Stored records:
»»
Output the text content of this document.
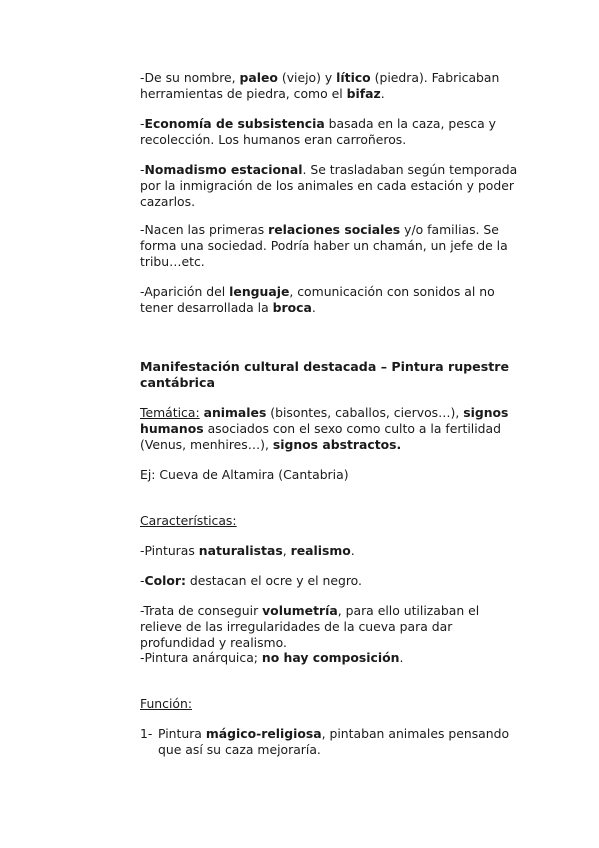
-De su nombre, paleo (viejo) y lítico (piedra). Fabricaban herramientas de piedra, como el bifaz.

-Economía de subsistencia basada en la caza, pesca y recolección. Los humanos eran carroñeros.

-Nomadismo estacional. Se trasladaban según temporada por la inmigración de los animales en cada estación y poder cazarlos.

-Nacen las primeras relaciones sociales y/o familias. Se forma una sociedad. Podría haber un chamán, un jefe de la tribu…etc.

-Aparición del lenguaje, comunicación con sonidos al no tener desarrollada la broca.

Manifestación cultural destacada – Pintura rupestre cantábrica

Temática: animales (bisontes, caballos, ciervos…), signos humanos asociados con el sexo como culto a la fertilidad (Venus, menhires…), signos abstractos.

Ej: Cueva de Altamira (Cantabria)

Características:

-Pinturas naturalistas, realismo.

-Color: destacan el ocre y el negro.

-Trata de conseguir volumetría, para ello utilizaban el relieve de las irregularidades de la cueva para dar profundidad y realismo.

-Pintura anárquica; no hay composición.

Función:

1- Pintura mágico-religiosa, pintaban animales pensando que así su caza mejoraría.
««
**WHAT THE TASK ASKS:**
Pictures don't belong in the copy. Transcribe every record exactly as it appears.

**SOLUTION TO THIS EXERCISE:**
Output the text content of this document.
-De su nombre, paleo (viejo) y lítico (piedra). Fabricaban herramientas de piedra, como el bifaz.

-Economía de subsistencia basada en la caza, pesca y recolección. Los humanos eran carroñeros.

-Nomadismo estacional. Se trasladaban según temporada por la inmigración de los animales en cada estación y poder cazarlos.

-Nacen las primeras relaciones sociales y/o familias. Se forma una sociedad. Podría haber un chamán, un jefe de la tribu…etc.

-Aparición del lenguaje, comunicación con sonidos al no tener desarrollada la broca.

Manifestación cultural destacada – Pintura rupestre cantábrica

Temática: animales (bisontes, caballos, ciervos…), signos humanos asociados con el sexo como culto a la fertilidad (Venus, menhires…), signos abstractos.

Ej: Cueva de Altamira (Cantabria)

Características:

-Pinturas naturalistas, realismo.

-Color: destacan el ocre y el negro.

-Trata de conseguir volumetría, para ello utilizaban el relieve de las irregularidades de la cueva para dar profundidad y realismo.

-Pintura anárquica; no hay composición.

Función:

1- Pintura mágico-religiosa, pintaban animales pensando que así su caza mejoraría.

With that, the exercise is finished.